**INPUT RECORDS**:
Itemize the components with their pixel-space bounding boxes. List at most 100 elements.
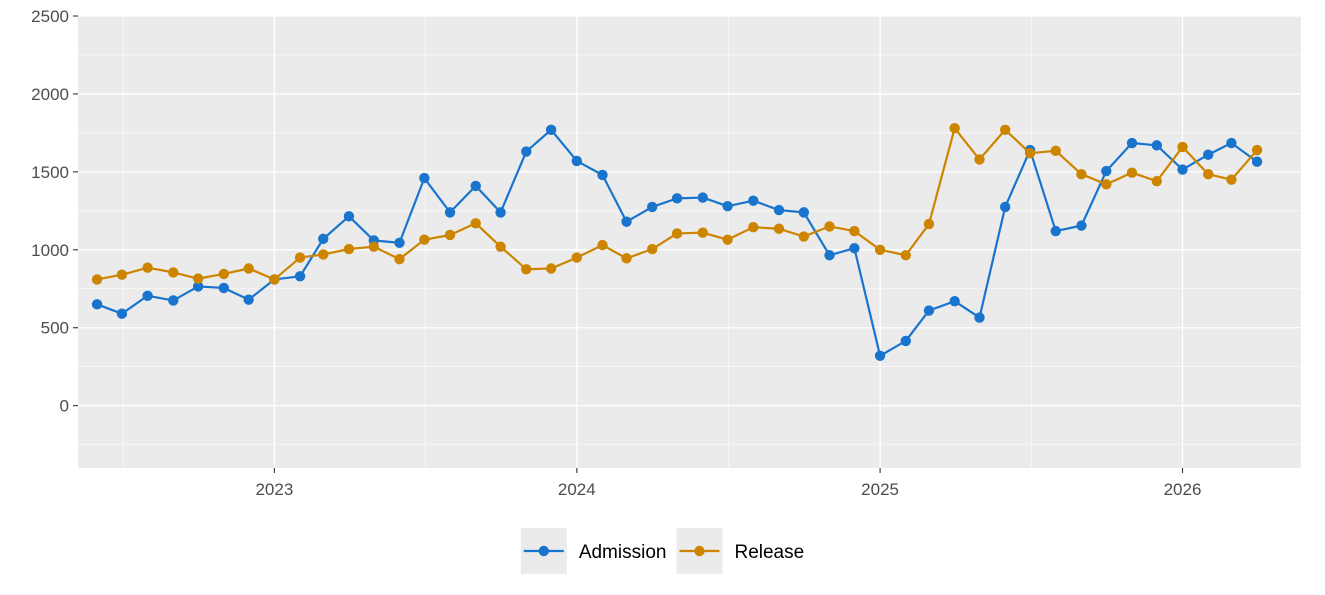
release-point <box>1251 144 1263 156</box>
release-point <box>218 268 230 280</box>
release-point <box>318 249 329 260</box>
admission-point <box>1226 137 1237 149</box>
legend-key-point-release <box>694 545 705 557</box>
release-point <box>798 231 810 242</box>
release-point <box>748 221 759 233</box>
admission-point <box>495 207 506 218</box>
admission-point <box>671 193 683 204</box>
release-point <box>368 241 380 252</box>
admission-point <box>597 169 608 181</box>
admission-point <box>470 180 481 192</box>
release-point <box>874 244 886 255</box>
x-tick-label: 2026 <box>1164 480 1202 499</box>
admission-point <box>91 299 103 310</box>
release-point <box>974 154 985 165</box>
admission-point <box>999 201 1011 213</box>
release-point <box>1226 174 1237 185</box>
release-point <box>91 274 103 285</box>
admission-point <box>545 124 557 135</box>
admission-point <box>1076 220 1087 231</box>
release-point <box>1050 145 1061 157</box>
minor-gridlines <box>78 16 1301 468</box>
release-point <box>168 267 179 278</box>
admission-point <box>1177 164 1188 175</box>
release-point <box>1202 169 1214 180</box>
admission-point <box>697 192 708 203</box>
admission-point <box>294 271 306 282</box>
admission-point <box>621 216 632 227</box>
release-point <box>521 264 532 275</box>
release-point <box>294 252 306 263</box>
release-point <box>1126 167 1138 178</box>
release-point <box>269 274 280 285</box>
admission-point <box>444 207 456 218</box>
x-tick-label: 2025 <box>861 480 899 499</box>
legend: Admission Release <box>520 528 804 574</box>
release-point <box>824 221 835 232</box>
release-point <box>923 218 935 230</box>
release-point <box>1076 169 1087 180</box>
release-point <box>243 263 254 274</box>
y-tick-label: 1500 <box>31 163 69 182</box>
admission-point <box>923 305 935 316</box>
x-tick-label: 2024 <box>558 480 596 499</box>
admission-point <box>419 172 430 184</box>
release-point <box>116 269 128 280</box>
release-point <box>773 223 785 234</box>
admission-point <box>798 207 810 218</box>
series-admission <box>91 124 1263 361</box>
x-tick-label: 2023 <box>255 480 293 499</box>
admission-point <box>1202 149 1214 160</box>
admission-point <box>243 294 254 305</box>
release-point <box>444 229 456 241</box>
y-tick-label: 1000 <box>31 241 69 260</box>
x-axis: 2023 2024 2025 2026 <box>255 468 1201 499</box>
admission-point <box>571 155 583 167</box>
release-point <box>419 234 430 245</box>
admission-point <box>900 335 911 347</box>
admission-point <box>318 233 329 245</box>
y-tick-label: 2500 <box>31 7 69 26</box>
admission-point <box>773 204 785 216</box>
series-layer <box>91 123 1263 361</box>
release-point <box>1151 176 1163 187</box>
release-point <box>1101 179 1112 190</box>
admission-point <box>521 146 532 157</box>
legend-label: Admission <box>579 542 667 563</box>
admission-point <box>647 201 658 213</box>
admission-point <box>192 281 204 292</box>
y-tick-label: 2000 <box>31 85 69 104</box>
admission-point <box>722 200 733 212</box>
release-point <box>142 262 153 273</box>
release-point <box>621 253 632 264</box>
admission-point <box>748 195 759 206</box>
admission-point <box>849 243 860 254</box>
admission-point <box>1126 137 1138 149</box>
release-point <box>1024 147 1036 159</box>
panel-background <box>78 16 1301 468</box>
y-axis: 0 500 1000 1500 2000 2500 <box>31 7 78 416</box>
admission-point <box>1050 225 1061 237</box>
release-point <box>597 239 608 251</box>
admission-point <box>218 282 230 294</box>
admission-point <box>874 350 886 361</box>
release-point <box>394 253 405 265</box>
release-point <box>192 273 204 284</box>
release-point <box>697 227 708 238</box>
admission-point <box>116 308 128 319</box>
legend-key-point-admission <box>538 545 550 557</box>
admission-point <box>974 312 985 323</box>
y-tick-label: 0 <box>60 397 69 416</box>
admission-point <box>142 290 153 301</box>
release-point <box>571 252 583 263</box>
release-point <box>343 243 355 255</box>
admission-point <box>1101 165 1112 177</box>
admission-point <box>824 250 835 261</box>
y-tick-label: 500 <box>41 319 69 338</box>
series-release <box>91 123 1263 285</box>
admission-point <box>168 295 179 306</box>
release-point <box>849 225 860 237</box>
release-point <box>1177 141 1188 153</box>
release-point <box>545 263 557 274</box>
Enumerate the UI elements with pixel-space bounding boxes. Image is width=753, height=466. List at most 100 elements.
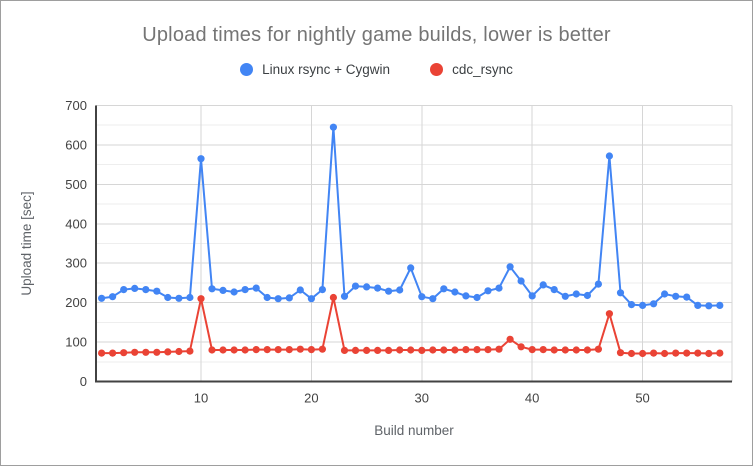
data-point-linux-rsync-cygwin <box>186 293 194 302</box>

**WRITTEN PROBLEM**: Could you retype every one of the records above word for word, leaving out the pictures?

**IN RESPONSE**:
Itemize the components with their pixel-space bounding boxes. List at most 100 elements.
release-point <box>1251 144 1263 156</box>
release-point <box>218 268 230 280</box>
release-point <box>318 249 329 260</box>
admission-point <box>1226 137 1237 149</box>
legend-key-point-release <box>694 545 705 557</box>
release-point <box>798 231 810 242</box>
release-point <box>748 221 759 233</box>
admission-point <box>495 207 506 218</box>
admission-point <box>671 193 683 204</box>
release-point <box>368 241 380 252</box>
admission-point <box>597 169 608 181</box>
admission-point <box>470 180 481 192</box>
release-point <box>874 244 886 255</box>
x-tick-label: 2026 <box>1164 480 1202 499</box>
admission-point <box>91 299 103 310</box>
release-point <box>974 154 985 165</box>
admission-point <box>999 201 1011 213</box>
release-point <box>1226 174 1237 185</box>
release-point <box>91 274 103 285</box>
admission-point <box>545 124 557 135</box>
admission-point <box>1076 220 1087 231</box>
release-point <box>1050 145 1061 157</box>
minor-gridlines <box>78 16 1301 468</box>
release-point <box>168 267 179 278</box>
admission-point <box>1177 164 1188 175</box>
release-point <box>1202 169 1214 180</box>
admission-point <box>697 192 708 203</box>
admission-point <box>294 271 306 282</box>
admission-point <box>621 216 632 227</box>
release-point <box>521 264 532 275</box>
release-point <box>294 252 306 263</box>
release-point <box>1126 167 1138 178</box>
release-point <box>269 274 280 285</box>
admission-point <box>444 207 456 218</box>
x-tick-label: 2025 <box>861 480 899 499</box>
legend: Admission Release <box>520 528 804 574</box>
release-point <box>824 221 835 232</box>
release-point <box>923 218 935 230</box>
release-point <box>1076 169 1087 180</box>
release-point <box>243 263 254 274</box>
y-tick-label: 1500 <box>31 163 69 182</box>
admission-point <box>923 305 935 316</box>
x-tick-label: 2024 <box>558 480 596 499</box>
admission-point <box>419 172 430 184</box>
release-point <box>116 269 128 280</box>
release-point <box>773 223 785 234</box>
admission-point <box>798 207 810 218</box>
series-admission <box>91 124 1263 361</box>
x-tick-label: 2023 <box>255 480 293 499</box>
admission-point <box>1202 149 1214 160</box>
admission-point <box>243 294 254 305</box>
release-point <box>444 229 456 241</box>
y-tick-label: 1000 <box>31 241 69 260</box>
x-axis: 2023 2024 2025 2026 <box>255 468 1201 499</box>
admission-point <box>571 155 583 167</box>
release-point <box>419 234 430 245</box>
admission-point <box>900 335 911 347</box>
admission-point <box>318 233 329 245</box>
y-tick-label: 2500 <box>31 7 69 26</box>
admission-point <box>773 204 785 216</box>
series-layer <box>91 123 1263 361</box>
release-point <box>1151 176 1163 187</box>
release-point <box>1101 179 1112 190</box>
admission-point <box>521 146 532 157</box>
legend-label: Admission <box>579 542 667 563</box>
admission-point <box>647 201 658 213</box>
admission-point <box>192 281 204 292</box>
y-tick-label: 2000 <box>31 85 69 104</box>
admission-point <box>722 200 733 212</box>
release-point <box>142 262 153 273</box>
release-point <box>621 253 632 264</box>
admission-point <box>748 195 759 206</box>
admission-point <box>849 243 860 254</box>
admission-point <box>1126 137 1138 149</box>
release-point <box>1024 147 1036 159</box>
panel-background <box>78 16 1301 468</box>
y-axis: 0 500 1000 1500 2000 2500 <box>31 7 78 416</box>
admission-point <box>1050 225 1061 237</box>
release-point <box>597 239 608 251</box>
admission-point <box>218 282 230 294</box>
admission-point <box>874 350 886 361</box>
release-point <box>394 253 405 265</box>
release-point <box>192 273 204 284</box>
release-point <box>697 227 708 238</box>
admission-point <box>116 308 128 319</box>
legend-key-point-admission <box>538 545 550 557</box>
admission-point <box>974 312 985 323</box>
y-tick-label: 0 <box>60 397 69 416</box>
admission-point <box>142 290 153 301</box>
release-point <box>571 252 583 263</box>
release-point <box>343 243 355 255</box>
admission-point <box>1101 165 1112 177</box>
admission-point <box>824 250 835 261</box>
y-tick-label: 500 <box>41 319 69 338</box>
series-release <box>91 123 1263 285</box>
admission-point <box>168 295 179 306</box>
release-point <box>849 225 860 237</box>
release-point <box>1177 141 1188 153</box>
release-point <box>545 263 557 274</box>
Enumerate the UI elements with pixel-space bounding boxes. Image is width=753, height=466. List at most 100 elements.
data-point-linux-rsync-cygwin <box>186 293 194 302</box>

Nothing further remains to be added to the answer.